*Written task:* Without including any pictures, write out all the entries exactly.
═════ Records to process
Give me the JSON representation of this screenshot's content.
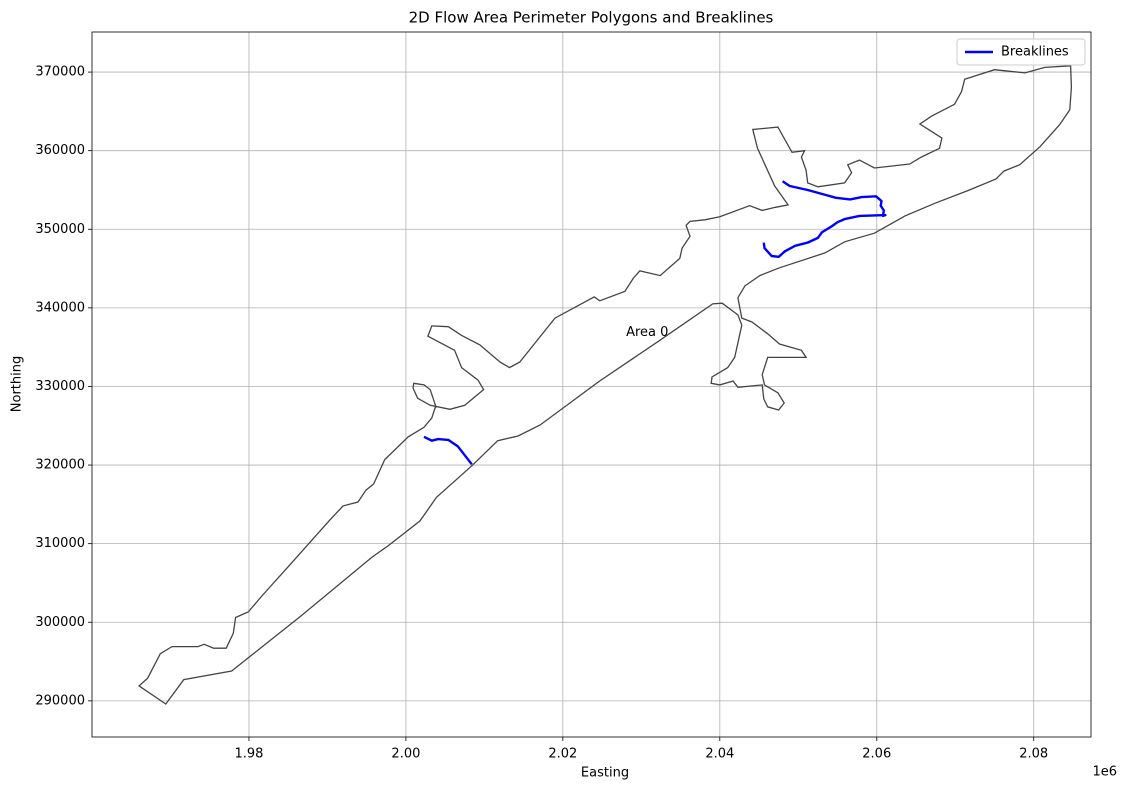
{
  "chart_data": {
    "type": "polygon",
    "title": "2D Flow Area Perimeter Polygons and Breaklines",
    "x_label": "Easting",
    "y_label": "Northing",
    "x_offset_text": "1e6",
    "xlim": [
      1960000,
      2087300
    ],
    "ylim": [
      285400,
      375100
    ],
    "xticks": [
      {
        "value": 1980000,
        "label": "1.98"
      },
      {
        "value": 2000000,
        "label": "2.00"
      },
      {
        "value": 2020000,
        "label": "2.02"
      },
      {
        "value": 2040000,
        "label": "2.04"
      },
      {
        "value": 2060000,
        "label": "2.06"
      },
      {
        "value": 2080000,
        "label": "2.08"
      }
    ],
    "yticks": [
      290000,
      300000,
      310000,
      320000,
      330000,
      340000,
      350000,
      360000,
      370000
    ],
    "grid": true,
    "legend_position": "upper-right",
    "polygons": [
      {
        "name": "Area 0",
        "color": "#444444",
        "x": [
          1966000,
          1969400,
          1971700,
          1977800,
          1986500,
          1995700,
          1997700,
          2001800,
          2003900,
          2008400,
          2011700,
          2014300,
          2017100,
          2024700,
          2032400,
          2039100,
          2040300,
          2042300,
          2042800,
          2041900,
          2041000,
          2039000,
          2038900,
          2040000,
          2041700,
          2042300,
          2045400,
          2045600,
          2046100,
          2047500,
          2048200,
          2047400,
          2045700,
          2045400,
          2046100,
          2051000,
          2050400,
          2047600,
          2046100,
          2044100,
          2042800,
          2042300,
          2043200,
          2045100,
          2047600,
          2053400,
          2055900,
          2059700,
          2063600,
          2067400,
          2071800,
          2075200,
          2076200,
          2078200,
          2080800,
          2083300,
          2084600,
          2084800,
          2084700,
          2081400,
          2078900,
          2075000,
          2071200,
          2070800,
          2069900,
          2067000,
          2065500,
          2068300,
          2068000,
          2065700,
          2064200,
          2059700,
          2057800,
          2056300,
          2056800,
          2055900,
          2052500,
          2051200,
          2051000,
          2050400,
          2050800,
          2049200,
          2047400,
          2044200,
          2044800,
          2047000,
          2048700,
          2047100,
          2045400,
          2043800,
          2040000,
          2038100,
          2036200,
          2035700,
          2036200,
          2035200,
          2034900,
          2032400,
          2029800,
          2029000,
          2027900,
          2024700,
          2024000,
          2019000,
          2014500,
          2013200,
          2012000,
          2009400,
          2007100,
          2005400,
          2003300,
          2002800,
          2006200,
          2007100,
          2009200,
          2009900,
          2007500,
          2005600,
          2003100,
          2001500,
          2000900,
          2001000,
          2002300,
          2003100,
          2003800,
          2003300,
          2002300,
          2000300,
          1997300,
          1995900,
          1994900,
          1993900,
          1992000,
          1990300,
          1985200,
          1981700,
          1979900,
          1978300,
          1978000,
          1977100,
          1975500,
          1974300,
          1973500,
          1970200,
          1968700,
          1967100
        ],
        "y": [
          291900,
          289600,
          292700,
          293800,
          300700,
          308300,
          309700,
          312900,
          315900,
          319900,
          323100,
          323700,
          325100,
          330700,
          335900,
          340500,
          340600,
          339100,
          337800,
          333700,
          332400,
          331200,
          330400,
          330200,
          330700,
          329900,
          330200,
          328400,
          327400,
          327000,
          327900,
          329200,
          330200,
          331500,
          333700,
          333700,
          334600,
          335400,
          336700,
          338200,
          338700,
          341300,
          342800,
          344100,
          345100,
          347000,
          348400,
          349500,
          351700,
          353300,
          355000,
          356400,
          357400,
          358200,
          360500,
          363300,
          365200,
          368100,
          370800,
          370600,
          369900,
          370300,
          369100,
          367500,
          365900,
          364400,
          363400,
          361600,
          360300,
          359200,
          358300,
          357800,
          358800,
          358200,
          357200,
          355900,
          355400,
          355900,
          357500,
          359200,
          360000,
          359800,
          363000,
          362700,
          360300,
          355500,
          353100,
          352800,
          352400,
          353000,
          351600,
          351200,
          351000,
          350500,
          349100,
          347600,
          346300,
          344100,
          344700,
          343800,
          342100,
          340900,
          341400,
          338700,
          333100,
          332400,
          333100,
          335300,
          336500,
          337600,
          337700,
          336400,
          334600,
          332400,
          330800,
          329600,
          327600,
          327100,
          327600,
          328500,
          329800,
          330400,
          330200,
          329600,
          327500,
          326000,
          324800,
          323600,
          320700,
          317600,
          316800,
          315300,
          314800,
          313000,
          307300,
          303400,
          301300,
          300600,
          298600,
          296700,
          296700,
          297200,
          296900,
          296900,
          296000,
          292900
        ]
      }
    ],
    "series": [
      {
        "name": "Breaklines",
        "color": "#0000ff",
        "x": [
          2002300,
          2003300,
          2004100,
          2005400,
          2006600,
          2008400,
          null,
          2048000,
          2048900,
          2051200,
          2053000,
          2054800,
          2056600,
          2058100,
          2059900,
          2060600,
          2060500,
          2060900,
          2060800,
          2061100,
          2057800,
          2055900,
          2055000,
          2054300,
          2053000,
          2052500,
          2051200,
          2049600,
          2048300,
          2047500,
          2046600,
          2045700,
          2045600
        ],
        "y": [
          323600,
          323100,
          323300,
          323200,
          322400,
          320100,
          null,
          356100,
          355500,
          355000,
          354500,
          354000,
          353800,
          354100,
          354200,
          353600,
          353000,
          352400,
          351700,
          351800,
          351700,
          351300,
          350900,
          350400,
          349600,
          348900,
          348300,
          347900,
          347200,
          346500,
          346600,
          347600,
          348300
        ]
      }
    ]
  }
}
══════════
*Written response:*
Give me the JSON representation of this screenshot's content.
{
  "chart_data": {
    "type": "polygon",
    "title": "2D Flow Area Perimeter Polygons and Breaklines",
    "x_label": "Easting",
    "y_label": "Northing",
    "x_offset_text": "1e6",
    "xlim": [
      1960000,
      2087300
    ],
    "ylim": [
      285400,
      375100
    ],
    "xticks": [
      {
        "value": 1980000,
        "label": "1.98"
      },
      {
        "value": 2000000,
        "label": "2.00"
      },
      {
        "value": 2020000,
        "label": "2.02"
      },
      {
        "value": 2040000,
        "label": "2.04"
      },
      {
        "value": 2060000,
        "label": "2.06"
      },
      {
        "value": 2080000,
        "label": "2.08"
      }
    ],
    "yticks": [
      290000,
      300000,
      310000,
      320000,
      330000,
      340000,
      350000,
      360000,
      370000
    ],
    "grid": true,
    "legend_position": "upper-right",
    "polygons": [
      {
        "name": "Area 0",
        "color": "#444444",
        "x": [
          1966000,
          1969400,
          1971700,
          1977800,
          1986500,
          1995700,
          1997700,
          2001800,
          2003900,
          2008400,
          2011700,
          2014300,
          2017100,
          2024700,
          2032400,
          2039100,
          2040300,
          2042300,
          2042800,
          2041900,
          2041000,
          2039000,
          2038900,
          2040000,
          2041700,
          2042300,
          2045400,
          2045600,
          2046100,
          2047500,
          2048200,
          2047400,
          2045700,
          2045400,
          2046100,
          2051000,
          2050400,
          2047600,
          2046100,
          2044100,
          2042800,
          2042300,
          2043200,
          2045100,
          2047600,
          2053400,
          2055900,
          2059700,
          2063600,
          2067400,
          2071800,
          2075200,
          2076200,
          2078200,
          2080800,
          2083300,
          2084600,
          2084800,
          2084700,
          2081400,
          2078900,
          2075000,
          2071200,
          2070800,
          2069900,
          2067000,
          2065500,
          2068300,
          2068000,
          2065700,
          2064200,
          2059700,
          2057800,
          2056300,
          2056800,
          2055900,
          2052500,
          2051200,
          2051000,
          2050400,
          2050800,
          2049200,
          2047400,
          2044200,
          2044800,
          2047000,
          2048700,
          2047100,
          2045400,
          2043800,
          2040000,
          2038100,
          2036200,
          2035700,
          2036200,
          2035200,
          2034900,
          2032400,
          2029800,
          2029000,
          2027900,
          2024700,
          2024000,
          2019000,
          2014500,
          2013200,
          2012000,
          2009400,
          2007100,
          2005400,
          2003300,
          2002800,
          2006200,
          2007100,
          2009200,
          2009900,
          2007500,
          2005600,
          2003100,
          2001500,
          2000900,
          2001000,
          2002300,
          2003100,
          2003800,
          2003300,
          2002300,
          2000300,
          1997300,
          1995900,
          1994900,
          1993900,
          1992000,
          1990300,
          1985200,
          1981700,
          1979900,
          1978300,
          1978000,
          1977100,
          1975500,
          1974300,
          1973500,
          1970200,
          1968700,
          1967100
        ],
        "y": [
          291900,
          289600,
          292700,
          293800,
          300700,
          308300,
          309700,
          312900,
          315900,
          319900,
          323100,
          323700,
          325100,
          330700,
          335900,
          340500,
          340600,
          339100,
          337800,
          333700,
          332400,
          331200,
          330400,
          330200,
          330700,
          329900,
          330200,
          328400,
          327400,
          327000,
          327900,
          329200,
          330200,
          331500,
          333700,
          333700,
          334600,
          335400,
          336700,
          338200,
          338700,
          341300,
          342800,
          344100,
          345100,
          347000,
          348400,
          349500,
          351700,
          353300,
          355000,
          356400,
          357400,
          358200,
          360500,
          363300,
          365200,
          368100,
          370800,
          370600,
          369900,
          370300,
          369100,
          367500,
          365900,
          364400,
          363400,
          361600,
          360300,
          359200,
          358300,
          357800,
          358800,
          358200,
          357200,
          355900,
          355400,
          355900,
          357500,
          359200,
          360000,
          359800,
          363000,
          362700,
          360300,
          355500,
          353100,
          352800,
          352400,
          353000,
          351600,
          351200,
          351000,
          350500,
          349100,
          347600,
          346300,
          344100,
          344700,
          343800,
          342100,
          340900,
          341400,
          338700,
          333100,
          332400,
          333100,
          335300,
          336500,
          337600,
          337700,
          336400,
          334600,
          332400,
          330800,
          329600,
          327600,
          327100,
          327600,
          328500,
          329800,
          330400,
          330200,
          329600,
          327500,
          326000,
          324800,
          323600,
          320700,
          317600,
          316800,
          315300,
          314800,
          313000,
          307300,
          303400,
          301300,
          300600,
          298600,
          296700,
          296700,
          297200,
          296900,
          296900,
          296000,
          292900
        ]
      }
    ],
    "series": [
      {
        "name": "Breaklines",
        "color": "#0000ff",
        "x": [
          2002300,
          2003300,
          2004100,
          2005400,
          2006600,
          2008400,
          null,
          2048000,
          2048900,
          2051200,
          2053000,
          2054800,
          2056600,
          2058100,
          2059900,
          2060600,
          2060500,
          2060900,
          2060800,
          2061100,
          2057800,
          2055900,
          2055000,
          2054300,
          2053000,
          2052500,
          2051200,
          2049600,
          2048300,
          2047500,
          2046600,
          2045700,
          2045600
        ],
        "y": [
          323600,
          323100,
          323300,
          323200,
          322400,
          320100,
          null,
          356100,
          355500,
          355000,
          354500,
          354000,
          353800,
          354100,
          354200,
          353600,
          353000,
          352400,
          351700,
          351800,
          351700,
          351300,
          350900,
          350400,
          349600,
          348900,
          348300,
          347900,
          347200,
          346500,
          346600,
          347600,
          348300
        ]
      }
    ]
  }
}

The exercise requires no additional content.